> **Task objective**:
Will you write out all the entries below exactly?

> **Material for the task**:
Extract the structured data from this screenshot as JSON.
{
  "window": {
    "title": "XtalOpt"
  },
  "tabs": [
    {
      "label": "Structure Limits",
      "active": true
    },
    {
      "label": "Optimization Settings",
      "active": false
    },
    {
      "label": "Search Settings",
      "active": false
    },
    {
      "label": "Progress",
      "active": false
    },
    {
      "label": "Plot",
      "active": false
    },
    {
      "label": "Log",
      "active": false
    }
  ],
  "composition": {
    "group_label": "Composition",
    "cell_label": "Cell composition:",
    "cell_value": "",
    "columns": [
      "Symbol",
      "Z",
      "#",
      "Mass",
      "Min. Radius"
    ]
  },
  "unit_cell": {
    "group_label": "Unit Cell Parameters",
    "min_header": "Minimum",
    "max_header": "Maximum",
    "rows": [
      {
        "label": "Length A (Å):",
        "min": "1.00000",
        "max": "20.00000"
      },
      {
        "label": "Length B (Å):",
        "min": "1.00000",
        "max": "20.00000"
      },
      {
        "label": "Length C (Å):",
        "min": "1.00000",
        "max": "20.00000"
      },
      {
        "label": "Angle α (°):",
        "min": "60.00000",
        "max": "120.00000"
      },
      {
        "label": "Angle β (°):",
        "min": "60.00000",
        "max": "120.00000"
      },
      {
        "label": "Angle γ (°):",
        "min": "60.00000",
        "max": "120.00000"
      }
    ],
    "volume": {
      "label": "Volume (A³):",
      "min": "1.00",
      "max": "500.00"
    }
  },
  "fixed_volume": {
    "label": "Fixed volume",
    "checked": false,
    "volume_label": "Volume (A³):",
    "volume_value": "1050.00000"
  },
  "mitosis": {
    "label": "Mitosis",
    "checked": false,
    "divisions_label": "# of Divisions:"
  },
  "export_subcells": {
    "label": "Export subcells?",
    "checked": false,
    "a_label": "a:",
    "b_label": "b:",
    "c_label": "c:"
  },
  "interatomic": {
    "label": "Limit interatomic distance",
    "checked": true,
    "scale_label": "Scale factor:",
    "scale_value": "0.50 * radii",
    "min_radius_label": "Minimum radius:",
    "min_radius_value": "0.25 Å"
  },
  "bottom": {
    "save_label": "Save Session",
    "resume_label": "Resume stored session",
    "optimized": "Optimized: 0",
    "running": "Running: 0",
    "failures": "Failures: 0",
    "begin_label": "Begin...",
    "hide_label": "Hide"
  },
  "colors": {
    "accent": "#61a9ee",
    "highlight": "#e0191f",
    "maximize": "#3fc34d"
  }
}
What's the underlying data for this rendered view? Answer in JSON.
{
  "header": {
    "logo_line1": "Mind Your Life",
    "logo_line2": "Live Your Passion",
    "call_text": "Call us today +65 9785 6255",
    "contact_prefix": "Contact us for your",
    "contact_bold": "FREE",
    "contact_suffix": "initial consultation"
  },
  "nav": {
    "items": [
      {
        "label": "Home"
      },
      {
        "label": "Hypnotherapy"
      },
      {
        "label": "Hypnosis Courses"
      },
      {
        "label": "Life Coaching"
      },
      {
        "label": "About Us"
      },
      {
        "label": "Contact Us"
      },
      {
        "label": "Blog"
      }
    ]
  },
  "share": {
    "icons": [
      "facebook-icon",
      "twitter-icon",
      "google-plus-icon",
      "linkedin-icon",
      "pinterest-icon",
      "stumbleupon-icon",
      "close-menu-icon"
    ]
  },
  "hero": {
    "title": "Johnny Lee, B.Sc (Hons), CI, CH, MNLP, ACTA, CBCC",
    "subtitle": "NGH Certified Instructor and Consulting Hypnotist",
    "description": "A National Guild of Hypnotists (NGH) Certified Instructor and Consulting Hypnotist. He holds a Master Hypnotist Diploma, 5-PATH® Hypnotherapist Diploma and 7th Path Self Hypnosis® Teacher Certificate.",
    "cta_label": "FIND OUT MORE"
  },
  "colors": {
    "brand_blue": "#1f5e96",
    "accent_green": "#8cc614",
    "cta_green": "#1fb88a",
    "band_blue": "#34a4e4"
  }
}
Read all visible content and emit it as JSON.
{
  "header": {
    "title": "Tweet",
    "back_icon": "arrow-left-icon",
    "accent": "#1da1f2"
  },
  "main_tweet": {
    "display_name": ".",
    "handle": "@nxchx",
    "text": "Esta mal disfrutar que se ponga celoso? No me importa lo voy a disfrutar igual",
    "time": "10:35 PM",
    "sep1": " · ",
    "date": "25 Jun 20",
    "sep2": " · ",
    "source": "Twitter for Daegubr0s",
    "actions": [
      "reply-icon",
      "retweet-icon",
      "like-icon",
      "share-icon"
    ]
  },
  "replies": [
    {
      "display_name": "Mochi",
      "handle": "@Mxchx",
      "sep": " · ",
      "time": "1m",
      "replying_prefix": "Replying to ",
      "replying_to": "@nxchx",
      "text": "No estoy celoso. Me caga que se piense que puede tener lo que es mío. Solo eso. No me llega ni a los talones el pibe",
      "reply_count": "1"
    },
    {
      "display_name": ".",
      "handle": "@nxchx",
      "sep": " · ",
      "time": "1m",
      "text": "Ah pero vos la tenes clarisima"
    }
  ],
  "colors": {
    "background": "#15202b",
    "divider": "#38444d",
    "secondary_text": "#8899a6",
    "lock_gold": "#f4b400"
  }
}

> **Exercise result**:
Extract the structured data from this screenshot as JSON.
{
  "window": {
    "title": "XtalOpt"
  },
  "tabs": [
    {
      "label": "Structure Limits",
      "active": true
    },
    {
      "label": "Optimization Settings",
      "active": false
    },
    {
      "label": "Search Settings",
      "active": false
    },
    {
      "label": "Progress",
      "active": false
    },
    {
      "label": "Plot",
      "active": false
    },
    {
      "label": "Log",
      "active": false
    }
  ],
  "composition": {
    "group_label": "Composition",
    "cell_label": "Cell composition:",
    "cell_value": "",
    "columns": [
      "Symbol",
      "Z",
      "#",
      "Mass",
      "Min. Radius"
    ]
  },
  "unit_cell": {
    "group_label": "Unit Cell Parameters",
    "min_header": "Minimum",
    "max_header": "Maximum",
    "rows": [
      {
        "label": "Length A (Å):",
        "min": "1.00000",
        "max": "20.00000"
      },
      {
        "label": "Length B (Å):",
        "min": "1.00000",
        "max": "20.00000"
      },
      {
        "label": "Length C (Å):",
        "min": "1.00000",
        "max": "20.00000"
      },
      {
        "label": "Angle α (°):",
        "min": "60.00000",
        "max": "120.00000"
      },
      {
        "label": "Angle β (°):",
        "min": "60.00000",
        "max": "120.00000"
      },
      {
        "label": "Angle γ (°):",
        "min": "60.00000",
        "max": "120.00000"
      }
    ],
    "volume": {
      "label": "Volume (A³):",
      "min": "1.00",
      "max": "500.00"
    }
  },
  "fixed_volume": {
    "label": "Fixed volume",
    "checked": false,
    "volume_label": "Volume (A³):",
    "volume_value": "1050.00000"
  },
  "mitosis": {
    "label": "Mitosis",
    "checked": false,
    "divisions_label": "# of Divisions:"
  },
  "export_subcells": {
    "label": "Export subcells?",
    "checked": false,
    "a_label": "a:",
    "b_label": "b:",
    "c_label": "c:"
  },
  "interatomic": {
    "label": "Limit interatomic distance",
    "checked": true,
    "scale_label": "Scale factor:",
    "scale_value": "0.50 * radii",
    "min_radius_label": "Minimum radius:",
    "min_radius_value": "0.25 Å"
  },
  "bottom": {
    "save_label": "Save Session",
    "resume_label": "Resume stored session",
    "optimized": "Optimized: 0",
    "running": "Running: 0",
    "failures": "Failures: 0",
    "begin_label": "Begin...",
    "hide_label": "Hide"
  },
  "colors": {
    "accent": "#61a9ee",
    "highlight": "#e0191f",
    "maximize": "#3fc34d"
  }
}
What's the underlying data for this rendered view? Answer in JSON.
{
  "header": {
    "logo_line1": "Mind Your Life",
    "logo_line2": "Live Your Passion",
    "call_text": "Call us today +65 9785 6255",
    "contact_prefix": "Contact us for your",
    "contact_bold": "FREE",
    "contact_suffix": "initial consultation"
  },
  "nav": {
    "items": [
      {
        "label": "Home"
      },
      {
        "label": "Hypnotherapy"
      },
      {
        "label": "Hypnosis Courses"
      },
      {
        "label": "Life Coaching"
      },
      {
        "label": "About Us"
      },
      {
        "label": "Contact Us"
      },
      {
        "label": "Blog"
      }
    ]
  },
  "share": {
    "icons": [
      "facebook-icon",
      "twitter-icon",
      "google-plus-icon",
      "linkedin-icon",
      "pinterest-icon",
      "stumbleupon-icon",
      "close-menu-icon"
    ]
  },
  "hero": {
    "title": "Johnny Lee, B.Sc (Hons), CI, CH, MNLP, ACTA, CBCC",
    "subtitle": "NGH Certified Instructor and Consulting Hypnotist",
    "description": "A National Guild of Hypnotists (NGH) Certified Instructor and Consulting Hypnotist. He holds a Master Hypnotist Diploma, 5-PATH® Hypnotherapist Diploma and 7th Path Self Hypnosis® Teacher Certificate.",
    "cta_label": "FIND OUT MORE"
  },
  "colors": {
    "brand_blue": "#1f5e96",
    "accent_green": "#8cc614",
    "cta_green": "#1fb88a",
    "band_blue": "#34a4e4"
  }
}
Read all visible content and emit it as JSON.
{
  "header": {
    "title": "Tweet",
    "back_icon": "arrow-left-icon",
    "accent": "#1da1f2"
  },
  "main_tweet": {
    "display_name": ".",
    "handle": "@nxchx",
    "text": "Esta mal disfrutar que se ponga celoso? No me importa lo voy a disfrutar igual",
    "time": "10:35 PM",
    "sep1": " · ",
    "date": "25 Jun 20",
    "sep2": " · ",
    "source": "Twitter for Daegubr0s",
    "actions": [
      "reply-icon",
      "retweet-icon",
      "like-icon",
      "share-icon"
    ]
  },
  "replies": [
    {
      "display_name": "Mochi",
      "handle": "@Mxchx",
      "sep": " · ",
      "time": "1m",
      "replying_prefix": "Replying to ",
      "replying_to": "@nxchx",
      "text": "No estoy celoso. Me caga que se piense que puede tener lo que es mío. Solo eso. No me llega ni a los talones el pibe",
      "reply_count": "1"
    },
    {
      "display_name": ".",
      "handle": "@nxchx",
      "sep": " · ",
      "time": "1m",
      "text": "Ah pero vos la tenes clarisima"
    }
  ],
  "colors": {
    "background": "#15202b",
    "divider": "#38444d",
    "secondary_text": "#8899a6",
    "lock_gold": "#f4b400"
  }
}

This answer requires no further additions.